▶ _SET EXERCISE_
Retype the whole listing verbatim and keep the pictures out of it.

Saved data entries
########################################

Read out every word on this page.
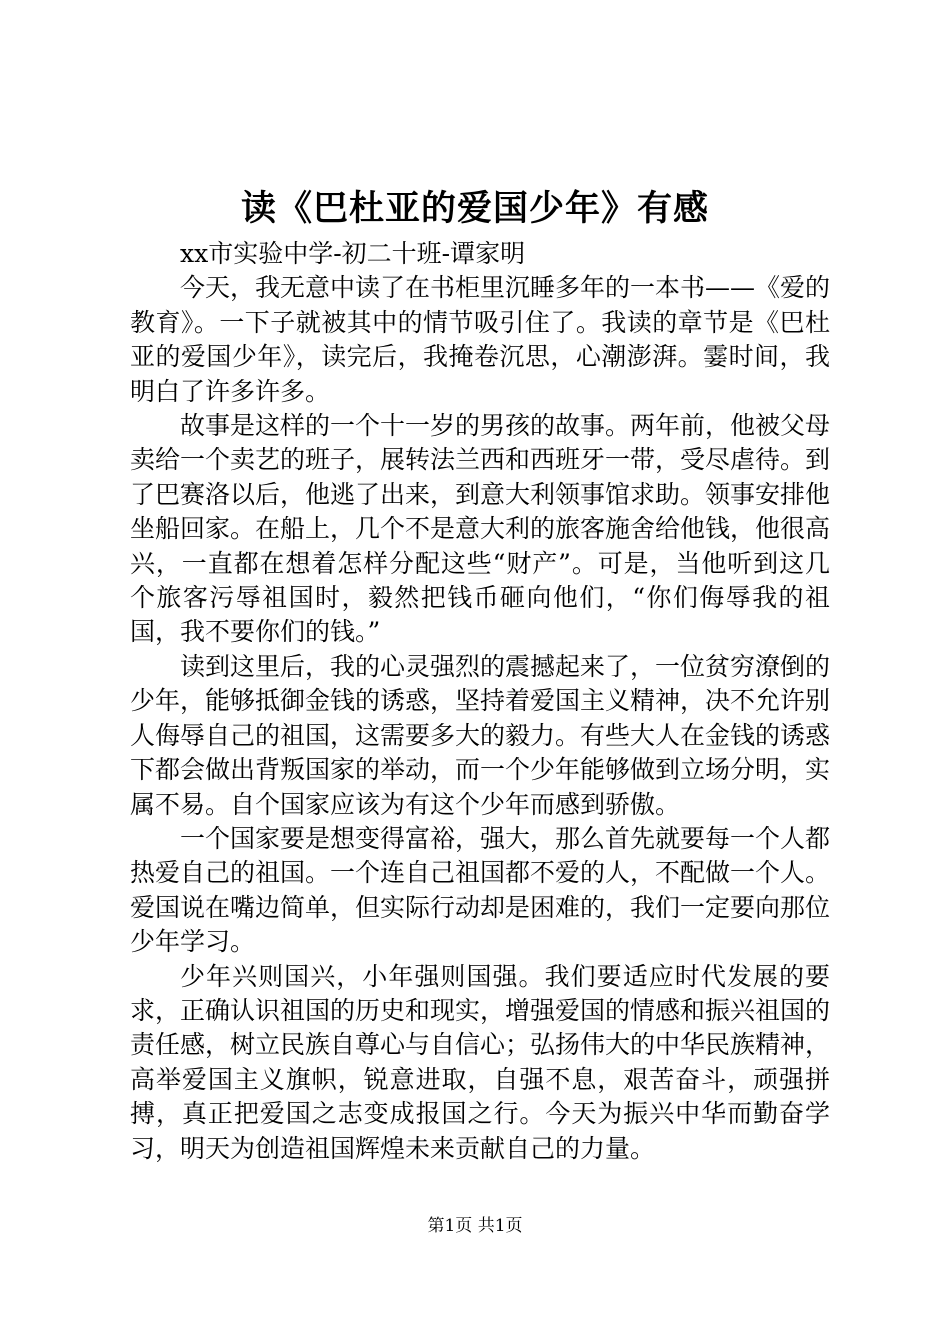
读《巴杜亚的爱国少年》有感

xx市实验中学-初二十班-谭家明

今天，我无意中读了在书柜里沉睡多年的一本书——《爱的教育》。一下子就被其中的情节吸引住了。我读的章节是《巴杜亚的爱国少年》，读完后，我掩卷沉思，心潮澎湃。霎时间，我明白了许多许多。

故事是这样的一个十一岁的男孩的故事。两年前，他被父母卖给一个卖艺的班子，展转法兰西和西班牙一带，受尽虐待。到了巴赛洛以后，他逃了出来，到意大利领事馆求助。领事安排他坐船回家。在船上，几个不是意大利的旅客施舍给他钱，他很高兴，一直都在想着怎样分配这些“财产”。可是，当他听到这几个旅客污辱祖国时，毅然把钱币砸向他们，“你们侮辱我的祖国，我不要你们的钱。”

读到这里后，我的心灵强烈的震撼起来了，一位贫穷潦倒的少年，能够抵御金钱的诱惑，坚持着爱国主义精神，决不允许别人侮辱自己的祖国，这需要多大的毅力。有些大人在金钱的诱惑下都会做出背叛国家的举动，而一个少年能够做到立场分明，实属不易。自个国家应该为有这个少年而感到骄傲。

一个国家要是想变得富裕，强大，那么首先就要每一个人都热爱自己的祖国。一个连自己祖国都不爱的人，不配做一个人。爱国说在嘴边简单，但实际行动却是困难的，我们一定要向那位少年学习。

少年兴则国兴，小年强则国强。我们要适应时代发展的要求，正确认识祖国的历史和现实，增强爱国的情感和振兴祖国的责任感，树立民族自尊心与自信心；弘扬伟大的中华民族精神，高举爱国主义旗帜，锐意进取，自强不息，艰苦奋斗，顽强拼搏，真正把爱国之志变成报国之行。今天为振兴中华而勤奋学习，明天为创造祖国辉煌未来贡献自己的力量。

第1页 共1页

########################################

▶ _TASK RESULT_
Read out every word on this page.
读《巴杜亚的爱国少年》有感

xx市实验中学-初二十班-谭家明

今天，我无意中读了在书柜里沉睡多年的一本书——《爱的教育》。一下子就被其中的情节吸引住了。我读的章节是《巴杜亚的爱国少年》，读完后，我掩卷沉思，心潮澎湃。霎时间，我明白了许多许多。

故事是这样的一个十一岁的男孩的故事。两年前，他被父母卖给一个卖艺的班子，展转法兰西和西班牙一带，受尽虐待。到了巴赛洛以后，他逃了出来，到意大利领事馆求助。领事安排他坐船回家。在船上，几个不是意大利的旅客施舍给他钱，他很高兴，一直都在想着怎样分配这些“财产”。可是，当他听到这几个旅客污辱祖国时，毅然把钱币砸向他们，“你们侮辱我的祖国，我不要你们的钱。”

读到这里后，我的心灵强烈的震撼起来了，一位贫穷潦倒的少年，能够抵御金钱的诱惑，坚持着爱国主义精神，决不允许别人侮辱自己的祖国，这需要多大的毅力。有些大人在金钱的诱惑下都会做出背叛国家的举动，而一个少年能够做到立场分明，实属不易。自个国家应该为有这个少年而感到骄傲。

一个国家要是想变得富裕，强大，那么首先就要每一个人都热爱自己的祖国。一个连自己祖国都不爱的人，不配做一个人。爱国说在嘴边简单，但实际行动却是困难的，我们一定要向那位少年学习。

少年兴则国兴，小年强则国强。我们要适应时代发展的要求，正确认识祖国的历史和现实，增强爱国的情感和振兴祖国的责任感，树立民族自尊心与自信心；弘扬伟大的中华民族精神，高举爱国主义旗帜，锐意进取，自强不息，艰苦奋斗，顽强拼搏，真正把爱国之志变成报国之行。今天为振兴中华而勤奋学习，明天为创造祖国辉煌未来贡献自己的力量。

第1页 共1页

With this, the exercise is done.